Items listed in a dataset
--
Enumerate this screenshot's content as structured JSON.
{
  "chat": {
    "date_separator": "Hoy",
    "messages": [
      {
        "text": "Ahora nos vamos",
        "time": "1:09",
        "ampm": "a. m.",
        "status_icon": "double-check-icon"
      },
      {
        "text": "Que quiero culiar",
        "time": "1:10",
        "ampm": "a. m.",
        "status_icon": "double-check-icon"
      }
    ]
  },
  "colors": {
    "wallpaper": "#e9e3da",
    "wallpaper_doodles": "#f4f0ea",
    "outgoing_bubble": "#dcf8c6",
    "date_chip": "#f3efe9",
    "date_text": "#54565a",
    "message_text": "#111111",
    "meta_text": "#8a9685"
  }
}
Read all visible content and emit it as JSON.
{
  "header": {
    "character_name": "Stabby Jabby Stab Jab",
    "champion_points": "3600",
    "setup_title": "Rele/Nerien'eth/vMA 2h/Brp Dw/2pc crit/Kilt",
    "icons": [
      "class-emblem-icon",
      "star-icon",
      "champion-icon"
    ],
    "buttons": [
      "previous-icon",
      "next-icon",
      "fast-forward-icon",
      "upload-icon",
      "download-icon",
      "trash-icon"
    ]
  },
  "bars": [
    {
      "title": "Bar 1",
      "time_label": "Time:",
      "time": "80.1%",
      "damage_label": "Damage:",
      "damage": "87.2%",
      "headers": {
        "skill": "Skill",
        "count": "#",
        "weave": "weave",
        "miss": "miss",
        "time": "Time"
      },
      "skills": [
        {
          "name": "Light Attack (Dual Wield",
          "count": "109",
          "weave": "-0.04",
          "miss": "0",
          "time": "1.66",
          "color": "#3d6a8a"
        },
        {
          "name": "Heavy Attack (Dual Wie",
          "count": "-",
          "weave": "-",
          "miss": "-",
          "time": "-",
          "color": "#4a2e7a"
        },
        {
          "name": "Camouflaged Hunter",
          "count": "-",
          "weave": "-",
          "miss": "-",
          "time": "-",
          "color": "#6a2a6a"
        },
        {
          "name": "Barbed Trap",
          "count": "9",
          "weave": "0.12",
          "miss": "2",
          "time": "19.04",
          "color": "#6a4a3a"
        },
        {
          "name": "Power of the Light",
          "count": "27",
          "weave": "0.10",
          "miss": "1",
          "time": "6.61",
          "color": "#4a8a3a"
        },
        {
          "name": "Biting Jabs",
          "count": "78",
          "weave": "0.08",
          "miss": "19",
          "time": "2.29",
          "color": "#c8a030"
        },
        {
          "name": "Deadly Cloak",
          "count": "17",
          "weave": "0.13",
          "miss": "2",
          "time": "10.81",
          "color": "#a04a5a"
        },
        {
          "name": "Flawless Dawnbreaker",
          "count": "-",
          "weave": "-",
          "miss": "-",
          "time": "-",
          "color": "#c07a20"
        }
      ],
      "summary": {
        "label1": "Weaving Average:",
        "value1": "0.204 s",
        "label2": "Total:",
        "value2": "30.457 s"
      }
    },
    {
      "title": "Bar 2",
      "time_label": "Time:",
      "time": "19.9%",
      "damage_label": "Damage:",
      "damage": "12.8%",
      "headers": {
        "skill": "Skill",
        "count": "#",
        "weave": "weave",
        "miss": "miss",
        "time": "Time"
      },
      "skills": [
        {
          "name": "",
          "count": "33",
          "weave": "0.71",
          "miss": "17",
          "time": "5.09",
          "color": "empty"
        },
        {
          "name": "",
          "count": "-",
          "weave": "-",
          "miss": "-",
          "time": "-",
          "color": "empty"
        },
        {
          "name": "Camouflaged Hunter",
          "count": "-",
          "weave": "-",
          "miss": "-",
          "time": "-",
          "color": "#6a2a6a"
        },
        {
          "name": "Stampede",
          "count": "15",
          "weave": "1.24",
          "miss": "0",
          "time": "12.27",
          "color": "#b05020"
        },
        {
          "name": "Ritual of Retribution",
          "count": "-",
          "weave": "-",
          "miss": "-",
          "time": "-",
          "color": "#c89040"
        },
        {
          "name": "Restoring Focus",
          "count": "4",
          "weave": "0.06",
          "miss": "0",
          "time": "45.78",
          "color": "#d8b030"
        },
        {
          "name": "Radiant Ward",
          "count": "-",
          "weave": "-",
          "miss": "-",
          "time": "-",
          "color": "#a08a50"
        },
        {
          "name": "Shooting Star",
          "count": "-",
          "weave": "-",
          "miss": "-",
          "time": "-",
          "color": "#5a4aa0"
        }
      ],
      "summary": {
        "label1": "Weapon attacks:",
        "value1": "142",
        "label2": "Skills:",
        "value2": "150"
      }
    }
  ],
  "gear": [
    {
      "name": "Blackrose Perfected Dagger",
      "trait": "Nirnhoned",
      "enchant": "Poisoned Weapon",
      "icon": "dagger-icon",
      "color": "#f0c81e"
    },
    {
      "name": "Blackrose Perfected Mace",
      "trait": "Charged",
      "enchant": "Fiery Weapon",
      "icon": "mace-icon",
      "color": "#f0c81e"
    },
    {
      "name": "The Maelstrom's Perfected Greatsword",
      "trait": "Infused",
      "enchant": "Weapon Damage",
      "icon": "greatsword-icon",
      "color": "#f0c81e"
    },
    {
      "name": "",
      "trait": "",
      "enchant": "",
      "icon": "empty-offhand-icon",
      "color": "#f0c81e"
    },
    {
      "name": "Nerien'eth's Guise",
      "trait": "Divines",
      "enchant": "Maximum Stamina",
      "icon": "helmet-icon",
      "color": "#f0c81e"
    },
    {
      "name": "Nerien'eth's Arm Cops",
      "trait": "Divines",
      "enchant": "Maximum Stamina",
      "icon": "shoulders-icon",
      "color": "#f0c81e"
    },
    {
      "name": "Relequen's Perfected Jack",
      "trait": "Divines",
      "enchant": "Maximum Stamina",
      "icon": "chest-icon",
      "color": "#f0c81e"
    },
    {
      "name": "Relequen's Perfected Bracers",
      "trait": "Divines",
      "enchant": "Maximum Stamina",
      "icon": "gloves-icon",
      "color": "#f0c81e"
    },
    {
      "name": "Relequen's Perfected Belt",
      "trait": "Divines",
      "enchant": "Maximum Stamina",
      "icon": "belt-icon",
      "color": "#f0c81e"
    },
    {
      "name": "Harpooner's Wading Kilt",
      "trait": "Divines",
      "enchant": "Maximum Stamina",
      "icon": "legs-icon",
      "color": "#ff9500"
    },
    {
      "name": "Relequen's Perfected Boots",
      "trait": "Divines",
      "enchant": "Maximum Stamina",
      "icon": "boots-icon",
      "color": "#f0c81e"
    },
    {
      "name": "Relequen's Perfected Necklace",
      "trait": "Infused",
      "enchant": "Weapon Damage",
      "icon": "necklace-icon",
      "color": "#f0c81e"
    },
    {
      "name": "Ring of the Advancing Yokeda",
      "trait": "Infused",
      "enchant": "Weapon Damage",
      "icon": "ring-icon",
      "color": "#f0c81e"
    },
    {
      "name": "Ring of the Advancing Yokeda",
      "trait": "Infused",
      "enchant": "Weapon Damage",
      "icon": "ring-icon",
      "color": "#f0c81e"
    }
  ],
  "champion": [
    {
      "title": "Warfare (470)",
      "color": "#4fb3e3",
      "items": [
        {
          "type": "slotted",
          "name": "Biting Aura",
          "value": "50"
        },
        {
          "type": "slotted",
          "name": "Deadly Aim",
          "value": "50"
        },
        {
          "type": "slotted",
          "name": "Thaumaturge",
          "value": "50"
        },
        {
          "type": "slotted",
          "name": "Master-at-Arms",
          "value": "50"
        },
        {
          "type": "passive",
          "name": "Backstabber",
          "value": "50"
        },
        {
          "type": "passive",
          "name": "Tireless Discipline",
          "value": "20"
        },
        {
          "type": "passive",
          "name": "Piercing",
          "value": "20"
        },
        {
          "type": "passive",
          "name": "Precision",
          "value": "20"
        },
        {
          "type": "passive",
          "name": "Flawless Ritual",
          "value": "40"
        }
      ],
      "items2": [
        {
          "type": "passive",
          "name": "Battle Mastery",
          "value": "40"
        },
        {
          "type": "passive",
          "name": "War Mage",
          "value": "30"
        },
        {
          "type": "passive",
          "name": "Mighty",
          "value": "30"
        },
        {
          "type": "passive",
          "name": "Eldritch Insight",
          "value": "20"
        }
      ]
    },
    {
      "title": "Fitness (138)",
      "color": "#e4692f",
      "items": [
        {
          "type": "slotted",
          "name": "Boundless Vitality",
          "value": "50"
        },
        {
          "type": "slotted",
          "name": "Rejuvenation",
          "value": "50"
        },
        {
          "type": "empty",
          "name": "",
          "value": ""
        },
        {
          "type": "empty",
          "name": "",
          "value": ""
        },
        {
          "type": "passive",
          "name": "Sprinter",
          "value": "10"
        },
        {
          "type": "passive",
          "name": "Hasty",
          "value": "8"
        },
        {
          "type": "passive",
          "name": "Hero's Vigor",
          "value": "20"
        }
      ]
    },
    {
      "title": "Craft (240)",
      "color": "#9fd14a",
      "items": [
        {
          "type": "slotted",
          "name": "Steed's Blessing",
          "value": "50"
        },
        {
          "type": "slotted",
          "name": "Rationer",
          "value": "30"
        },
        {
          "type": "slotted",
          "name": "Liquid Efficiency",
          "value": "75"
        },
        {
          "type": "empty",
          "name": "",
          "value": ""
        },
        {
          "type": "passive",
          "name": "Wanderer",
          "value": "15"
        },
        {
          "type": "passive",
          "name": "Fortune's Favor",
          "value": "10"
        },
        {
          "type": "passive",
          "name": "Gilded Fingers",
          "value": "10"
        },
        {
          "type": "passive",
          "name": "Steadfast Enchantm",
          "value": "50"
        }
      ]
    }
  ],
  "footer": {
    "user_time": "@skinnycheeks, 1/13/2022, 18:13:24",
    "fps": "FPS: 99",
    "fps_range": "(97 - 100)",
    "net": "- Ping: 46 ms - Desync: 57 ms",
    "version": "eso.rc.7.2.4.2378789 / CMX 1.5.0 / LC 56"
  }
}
--
- What you should do
Find the word "Ritual" in the data and show each line that holds it.

- Reply to the task
          "name": "Ritual of Retribution",
          "name": "Flawless Ritual",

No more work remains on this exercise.